* Request:
Locate the lines of the listing below that hold "Evolution", then copy each of them.

Source records:
··········

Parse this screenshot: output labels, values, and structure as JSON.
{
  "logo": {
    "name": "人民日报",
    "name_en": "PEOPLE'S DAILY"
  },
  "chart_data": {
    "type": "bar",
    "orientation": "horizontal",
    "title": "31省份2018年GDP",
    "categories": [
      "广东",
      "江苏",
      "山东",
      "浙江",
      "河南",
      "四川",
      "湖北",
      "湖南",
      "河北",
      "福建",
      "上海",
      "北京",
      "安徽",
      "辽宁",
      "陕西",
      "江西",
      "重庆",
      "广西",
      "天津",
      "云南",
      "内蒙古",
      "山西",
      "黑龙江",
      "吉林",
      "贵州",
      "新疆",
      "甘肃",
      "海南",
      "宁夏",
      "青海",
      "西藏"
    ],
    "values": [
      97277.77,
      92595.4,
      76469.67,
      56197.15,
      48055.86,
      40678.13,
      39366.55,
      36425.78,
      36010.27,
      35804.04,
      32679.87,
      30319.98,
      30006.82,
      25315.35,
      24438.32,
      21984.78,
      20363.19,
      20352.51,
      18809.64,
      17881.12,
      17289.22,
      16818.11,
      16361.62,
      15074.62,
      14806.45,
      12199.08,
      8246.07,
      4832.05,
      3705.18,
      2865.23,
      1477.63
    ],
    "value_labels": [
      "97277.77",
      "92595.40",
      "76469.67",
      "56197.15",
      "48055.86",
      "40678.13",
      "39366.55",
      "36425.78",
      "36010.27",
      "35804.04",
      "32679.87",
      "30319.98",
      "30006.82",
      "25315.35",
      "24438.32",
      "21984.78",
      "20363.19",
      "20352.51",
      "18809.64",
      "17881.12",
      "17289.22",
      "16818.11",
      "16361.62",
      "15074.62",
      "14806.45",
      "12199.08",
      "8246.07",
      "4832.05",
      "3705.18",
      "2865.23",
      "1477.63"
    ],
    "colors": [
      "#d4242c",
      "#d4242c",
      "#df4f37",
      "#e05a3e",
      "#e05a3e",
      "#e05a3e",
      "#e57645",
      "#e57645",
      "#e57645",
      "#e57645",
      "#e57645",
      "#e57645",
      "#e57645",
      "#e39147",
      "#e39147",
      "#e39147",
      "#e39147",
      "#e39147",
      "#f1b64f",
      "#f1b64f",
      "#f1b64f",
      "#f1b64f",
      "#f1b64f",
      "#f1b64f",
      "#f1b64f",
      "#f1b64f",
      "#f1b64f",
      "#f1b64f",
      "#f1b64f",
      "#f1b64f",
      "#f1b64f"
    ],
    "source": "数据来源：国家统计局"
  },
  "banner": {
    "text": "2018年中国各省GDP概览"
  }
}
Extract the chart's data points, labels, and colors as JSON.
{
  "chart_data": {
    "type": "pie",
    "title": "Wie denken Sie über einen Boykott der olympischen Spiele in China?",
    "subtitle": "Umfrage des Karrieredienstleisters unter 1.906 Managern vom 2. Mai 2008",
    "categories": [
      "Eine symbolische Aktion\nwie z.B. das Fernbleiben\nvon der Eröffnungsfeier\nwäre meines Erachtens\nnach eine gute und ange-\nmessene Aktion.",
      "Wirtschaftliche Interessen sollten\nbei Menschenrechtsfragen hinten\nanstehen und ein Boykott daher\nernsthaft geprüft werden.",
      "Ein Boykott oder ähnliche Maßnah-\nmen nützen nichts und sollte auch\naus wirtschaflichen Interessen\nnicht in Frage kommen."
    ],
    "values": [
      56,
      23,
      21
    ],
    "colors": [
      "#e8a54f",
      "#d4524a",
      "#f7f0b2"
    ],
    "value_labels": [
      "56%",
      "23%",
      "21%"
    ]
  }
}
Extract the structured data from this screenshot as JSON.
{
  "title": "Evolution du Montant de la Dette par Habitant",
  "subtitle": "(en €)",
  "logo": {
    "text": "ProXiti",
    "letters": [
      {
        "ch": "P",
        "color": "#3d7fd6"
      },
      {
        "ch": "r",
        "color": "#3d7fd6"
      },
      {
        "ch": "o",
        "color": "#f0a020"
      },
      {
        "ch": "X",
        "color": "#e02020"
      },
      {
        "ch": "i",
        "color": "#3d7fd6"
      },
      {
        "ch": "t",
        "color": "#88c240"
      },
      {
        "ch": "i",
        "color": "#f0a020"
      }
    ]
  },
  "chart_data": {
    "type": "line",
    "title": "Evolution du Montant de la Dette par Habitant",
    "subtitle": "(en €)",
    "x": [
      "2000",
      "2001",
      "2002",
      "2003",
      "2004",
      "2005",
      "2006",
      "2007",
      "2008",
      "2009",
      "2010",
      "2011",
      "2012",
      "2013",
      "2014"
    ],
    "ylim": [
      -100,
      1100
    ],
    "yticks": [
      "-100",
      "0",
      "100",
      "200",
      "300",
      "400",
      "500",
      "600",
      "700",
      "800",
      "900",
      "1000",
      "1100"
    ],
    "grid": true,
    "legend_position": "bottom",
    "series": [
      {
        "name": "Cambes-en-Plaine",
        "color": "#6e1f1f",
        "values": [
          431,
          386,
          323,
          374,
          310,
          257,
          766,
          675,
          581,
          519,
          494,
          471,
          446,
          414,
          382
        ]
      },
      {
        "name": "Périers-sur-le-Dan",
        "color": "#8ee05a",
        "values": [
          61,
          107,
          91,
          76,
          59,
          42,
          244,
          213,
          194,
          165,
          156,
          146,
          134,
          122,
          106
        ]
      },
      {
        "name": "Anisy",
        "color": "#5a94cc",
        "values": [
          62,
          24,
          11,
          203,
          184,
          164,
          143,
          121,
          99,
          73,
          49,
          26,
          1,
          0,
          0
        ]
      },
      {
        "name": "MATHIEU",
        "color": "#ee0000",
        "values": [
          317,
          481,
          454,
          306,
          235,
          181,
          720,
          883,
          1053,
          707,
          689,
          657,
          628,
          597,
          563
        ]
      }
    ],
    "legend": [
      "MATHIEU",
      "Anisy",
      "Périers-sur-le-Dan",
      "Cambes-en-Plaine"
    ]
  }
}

··········

* Correct output:
  "title": "Evolution du Montant de la Dette par Habitant",
    "title": "Evolution du Montant de la Dette par Habitant",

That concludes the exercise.